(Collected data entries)
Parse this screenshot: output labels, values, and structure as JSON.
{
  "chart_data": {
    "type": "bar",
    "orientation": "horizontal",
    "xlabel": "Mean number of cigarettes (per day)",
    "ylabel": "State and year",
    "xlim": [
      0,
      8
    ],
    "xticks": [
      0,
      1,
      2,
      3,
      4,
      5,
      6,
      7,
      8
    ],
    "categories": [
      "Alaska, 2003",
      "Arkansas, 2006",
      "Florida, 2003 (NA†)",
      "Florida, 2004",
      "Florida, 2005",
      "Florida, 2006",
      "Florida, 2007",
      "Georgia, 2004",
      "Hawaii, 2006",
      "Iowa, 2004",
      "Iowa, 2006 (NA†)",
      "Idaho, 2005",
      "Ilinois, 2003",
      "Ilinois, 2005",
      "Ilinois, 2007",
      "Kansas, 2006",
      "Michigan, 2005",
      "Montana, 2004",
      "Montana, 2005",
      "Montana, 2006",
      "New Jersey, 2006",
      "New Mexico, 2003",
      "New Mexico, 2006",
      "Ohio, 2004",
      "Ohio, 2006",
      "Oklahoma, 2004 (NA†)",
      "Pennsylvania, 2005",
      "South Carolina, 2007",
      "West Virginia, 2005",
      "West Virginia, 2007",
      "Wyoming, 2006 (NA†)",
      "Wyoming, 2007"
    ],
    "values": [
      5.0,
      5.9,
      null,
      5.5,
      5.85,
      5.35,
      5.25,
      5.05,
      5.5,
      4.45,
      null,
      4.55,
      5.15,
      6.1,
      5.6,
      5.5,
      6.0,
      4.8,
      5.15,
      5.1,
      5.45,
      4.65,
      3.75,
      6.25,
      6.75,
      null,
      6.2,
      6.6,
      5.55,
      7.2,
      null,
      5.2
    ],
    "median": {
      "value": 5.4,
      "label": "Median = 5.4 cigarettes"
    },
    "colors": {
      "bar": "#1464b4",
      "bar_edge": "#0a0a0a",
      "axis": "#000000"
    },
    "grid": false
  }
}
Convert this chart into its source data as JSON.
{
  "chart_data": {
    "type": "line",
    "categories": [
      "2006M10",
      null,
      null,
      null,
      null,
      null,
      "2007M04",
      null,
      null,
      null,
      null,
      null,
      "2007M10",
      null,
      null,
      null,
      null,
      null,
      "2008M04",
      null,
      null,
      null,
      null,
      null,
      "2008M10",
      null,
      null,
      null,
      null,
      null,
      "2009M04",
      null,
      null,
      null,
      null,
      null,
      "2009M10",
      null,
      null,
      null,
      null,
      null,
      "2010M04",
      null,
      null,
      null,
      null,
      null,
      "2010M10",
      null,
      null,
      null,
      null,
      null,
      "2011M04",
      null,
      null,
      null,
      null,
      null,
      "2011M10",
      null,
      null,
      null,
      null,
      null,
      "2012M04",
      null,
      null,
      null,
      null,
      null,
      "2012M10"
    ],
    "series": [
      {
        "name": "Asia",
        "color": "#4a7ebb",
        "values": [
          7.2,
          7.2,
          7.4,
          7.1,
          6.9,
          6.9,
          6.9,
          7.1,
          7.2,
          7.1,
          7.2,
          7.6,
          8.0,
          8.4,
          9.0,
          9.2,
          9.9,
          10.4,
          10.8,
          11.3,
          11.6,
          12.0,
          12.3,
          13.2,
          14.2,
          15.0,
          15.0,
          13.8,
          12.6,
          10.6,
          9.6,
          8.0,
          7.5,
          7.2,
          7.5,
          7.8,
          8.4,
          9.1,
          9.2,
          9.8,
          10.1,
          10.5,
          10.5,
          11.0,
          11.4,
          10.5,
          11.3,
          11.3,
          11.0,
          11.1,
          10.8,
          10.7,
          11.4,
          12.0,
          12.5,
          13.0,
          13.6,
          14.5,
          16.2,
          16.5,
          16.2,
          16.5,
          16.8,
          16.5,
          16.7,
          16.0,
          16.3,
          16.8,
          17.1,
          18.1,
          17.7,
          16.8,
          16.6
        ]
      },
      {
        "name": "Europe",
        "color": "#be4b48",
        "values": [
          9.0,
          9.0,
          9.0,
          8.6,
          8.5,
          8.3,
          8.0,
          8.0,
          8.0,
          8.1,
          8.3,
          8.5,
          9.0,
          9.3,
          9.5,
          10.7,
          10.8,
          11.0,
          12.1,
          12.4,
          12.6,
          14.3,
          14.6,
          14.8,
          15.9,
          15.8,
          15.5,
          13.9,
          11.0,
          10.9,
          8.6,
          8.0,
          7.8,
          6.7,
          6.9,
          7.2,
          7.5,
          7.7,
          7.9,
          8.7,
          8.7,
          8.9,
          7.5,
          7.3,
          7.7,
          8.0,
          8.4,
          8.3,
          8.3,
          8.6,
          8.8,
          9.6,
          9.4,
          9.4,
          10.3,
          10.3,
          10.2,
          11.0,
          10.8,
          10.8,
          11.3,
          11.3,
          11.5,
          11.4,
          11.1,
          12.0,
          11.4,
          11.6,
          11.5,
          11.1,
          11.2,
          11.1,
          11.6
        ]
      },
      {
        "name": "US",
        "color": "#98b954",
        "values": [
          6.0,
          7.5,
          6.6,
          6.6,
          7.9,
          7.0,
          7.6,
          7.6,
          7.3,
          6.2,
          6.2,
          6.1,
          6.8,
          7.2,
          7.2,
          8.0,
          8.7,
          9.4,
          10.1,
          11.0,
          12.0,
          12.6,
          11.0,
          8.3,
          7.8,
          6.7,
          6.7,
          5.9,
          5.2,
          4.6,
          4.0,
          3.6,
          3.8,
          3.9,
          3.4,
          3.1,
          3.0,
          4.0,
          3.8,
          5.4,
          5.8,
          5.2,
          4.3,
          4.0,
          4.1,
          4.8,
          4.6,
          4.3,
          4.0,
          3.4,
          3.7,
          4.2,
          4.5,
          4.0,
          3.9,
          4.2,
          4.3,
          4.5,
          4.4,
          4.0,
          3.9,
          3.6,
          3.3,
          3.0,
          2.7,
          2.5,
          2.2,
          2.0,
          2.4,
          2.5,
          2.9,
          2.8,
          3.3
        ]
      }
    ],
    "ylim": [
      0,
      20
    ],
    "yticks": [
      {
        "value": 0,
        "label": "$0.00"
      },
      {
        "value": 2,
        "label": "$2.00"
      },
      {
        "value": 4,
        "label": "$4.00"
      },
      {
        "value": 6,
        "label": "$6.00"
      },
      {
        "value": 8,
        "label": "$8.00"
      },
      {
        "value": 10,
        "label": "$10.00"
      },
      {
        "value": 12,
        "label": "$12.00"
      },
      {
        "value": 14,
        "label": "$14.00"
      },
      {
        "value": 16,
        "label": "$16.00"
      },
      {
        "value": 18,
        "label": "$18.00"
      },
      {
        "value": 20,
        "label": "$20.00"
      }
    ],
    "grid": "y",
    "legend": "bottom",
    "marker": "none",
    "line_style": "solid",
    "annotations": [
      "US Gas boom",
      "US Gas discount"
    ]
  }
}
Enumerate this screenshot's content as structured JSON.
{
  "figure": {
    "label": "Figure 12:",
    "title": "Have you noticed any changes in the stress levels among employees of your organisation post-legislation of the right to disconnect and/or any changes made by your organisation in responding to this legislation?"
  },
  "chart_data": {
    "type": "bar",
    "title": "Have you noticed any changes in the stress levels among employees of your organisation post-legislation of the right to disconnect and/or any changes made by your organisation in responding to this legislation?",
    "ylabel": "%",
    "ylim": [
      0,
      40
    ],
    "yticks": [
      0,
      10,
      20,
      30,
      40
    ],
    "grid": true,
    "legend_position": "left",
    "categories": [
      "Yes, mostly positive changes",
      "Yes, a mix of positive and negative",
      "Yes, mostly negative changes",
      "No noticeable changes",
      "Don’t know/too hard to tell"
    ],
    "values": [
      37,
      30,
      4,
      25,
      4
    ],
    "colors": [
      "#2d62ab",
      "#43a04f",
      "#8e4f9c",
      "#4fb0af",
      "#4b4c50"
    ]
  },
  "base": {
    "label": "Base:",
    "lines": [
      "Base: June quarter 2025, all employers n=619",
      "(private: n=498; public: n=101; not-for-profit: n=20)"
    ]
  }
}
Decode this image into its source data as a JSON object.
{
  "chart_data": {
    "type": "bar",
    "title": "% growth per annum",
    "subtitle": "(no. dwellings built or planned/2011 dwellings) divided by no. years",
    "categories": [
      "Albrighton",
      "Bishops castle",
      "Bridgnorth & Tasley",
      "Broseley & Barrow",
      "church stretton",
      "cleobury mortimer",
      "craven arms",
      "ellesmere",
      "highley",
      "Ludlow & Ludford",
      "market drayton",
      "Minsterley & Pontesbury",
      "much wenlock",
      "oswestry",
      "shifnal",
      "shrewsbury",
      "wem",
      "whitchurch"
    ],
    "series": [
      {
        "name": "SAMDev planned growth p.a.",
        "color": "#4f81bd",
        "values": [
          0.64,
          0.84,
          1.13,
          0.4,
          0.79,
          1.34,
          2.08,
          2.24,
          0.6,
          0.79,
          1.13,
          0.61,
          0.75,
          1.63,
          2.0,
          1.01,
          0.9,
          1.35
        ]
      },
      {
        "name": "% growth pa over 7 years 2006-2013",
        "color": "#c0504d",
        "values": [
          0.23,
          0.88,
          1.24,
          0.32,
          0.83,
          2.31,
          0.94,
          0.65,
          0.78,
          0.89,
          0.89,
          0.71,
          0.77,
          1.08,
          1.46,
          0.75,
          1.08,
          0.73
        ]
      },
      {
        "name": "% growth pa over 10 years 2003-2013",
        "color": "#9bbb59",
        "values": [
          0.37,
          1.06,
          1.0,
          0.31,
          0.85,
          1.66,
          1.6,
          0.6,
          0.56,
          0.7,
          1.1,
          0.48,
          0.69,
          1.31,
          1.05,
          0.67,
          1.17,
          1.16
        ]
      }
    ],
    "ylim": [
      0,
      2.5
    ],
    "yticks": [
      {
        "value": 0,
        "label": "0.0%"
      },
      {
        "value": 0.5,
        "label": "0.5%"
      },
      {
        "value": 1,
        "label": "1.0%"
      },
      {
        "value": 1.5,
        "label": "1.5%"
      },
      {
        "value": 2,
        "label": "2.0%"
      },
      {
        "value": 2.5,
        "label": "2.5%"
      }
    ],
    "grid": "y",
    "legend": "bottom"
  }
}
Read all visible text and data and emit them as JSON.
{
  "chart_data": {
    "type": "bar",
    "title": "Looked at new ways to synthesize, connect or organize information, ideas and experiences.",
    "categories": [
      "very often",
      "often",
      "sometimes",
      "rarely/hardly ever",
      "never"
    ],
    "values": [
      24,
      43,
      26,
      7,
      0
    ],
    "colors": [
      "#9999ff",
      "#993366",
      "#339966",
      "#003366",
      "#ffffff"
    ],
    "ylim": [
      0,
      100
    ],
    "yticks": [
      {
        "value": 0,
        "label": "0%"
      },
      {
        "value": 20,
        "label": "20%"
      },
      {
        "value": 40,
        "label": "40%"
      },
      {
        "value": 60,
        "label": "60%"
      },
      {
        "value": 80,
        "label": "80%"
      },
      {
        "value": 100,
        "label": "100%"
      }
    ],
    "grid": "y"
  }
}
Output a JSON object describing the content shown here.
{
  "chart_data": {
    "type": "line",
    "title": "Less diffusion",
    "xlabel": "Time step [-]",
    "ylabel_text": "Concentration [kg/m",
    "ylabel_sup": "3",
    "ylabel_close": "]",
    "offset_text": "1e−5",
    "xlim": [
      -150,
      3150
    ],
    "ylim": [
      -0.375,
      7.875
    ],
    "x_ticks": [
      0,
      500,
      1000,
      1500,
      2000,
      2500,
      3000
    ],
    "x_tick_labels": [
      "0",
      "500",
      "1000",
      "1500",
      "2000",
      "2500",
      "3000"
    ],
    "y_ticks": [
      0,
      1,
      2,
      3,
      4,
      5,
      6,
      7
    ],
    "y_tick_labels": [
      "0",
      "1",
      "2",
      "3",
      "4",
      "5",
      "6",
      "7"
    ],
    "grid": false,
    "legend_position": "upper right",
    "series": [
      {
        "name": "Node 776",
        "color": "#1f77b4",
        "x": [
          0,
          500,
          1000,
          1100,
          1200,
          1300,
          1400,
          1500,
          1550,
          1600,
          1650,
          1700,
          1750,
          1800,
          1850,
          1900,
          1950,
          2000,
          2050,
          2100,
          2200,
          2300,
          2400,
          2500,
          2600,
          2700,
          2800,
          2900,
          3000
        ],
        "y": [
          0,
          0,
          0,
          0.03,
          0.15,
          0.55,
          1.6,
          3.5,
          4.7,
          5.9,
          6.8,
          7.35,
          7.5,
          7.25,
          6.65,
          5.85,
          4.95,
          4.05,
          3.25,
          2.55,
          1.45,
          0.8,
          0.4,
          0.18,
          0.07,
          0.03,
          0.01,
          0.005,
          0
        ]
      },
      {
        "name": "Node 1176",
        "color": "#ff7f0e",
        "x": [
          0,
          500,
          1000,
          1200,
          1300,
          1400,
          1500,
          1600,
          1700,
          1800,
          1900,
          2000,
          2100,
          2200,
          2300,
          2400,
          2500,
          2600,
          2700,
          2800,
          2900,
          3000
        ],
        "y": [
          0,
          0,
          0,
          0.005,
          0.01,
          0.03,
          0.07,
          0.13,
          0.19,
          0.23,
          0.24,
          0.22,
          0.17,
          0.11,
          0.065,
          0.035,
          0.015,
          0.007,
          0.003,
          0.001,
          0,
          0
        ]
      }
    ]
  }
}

▶ _CHALLENGE_
Identify each line in the records above containing the word "mostly"; copy those lines.

▶ _RESPONSE TO THIS TASK_
      "Yes, mostly positive changes",
      "Yes, mostly negative changes",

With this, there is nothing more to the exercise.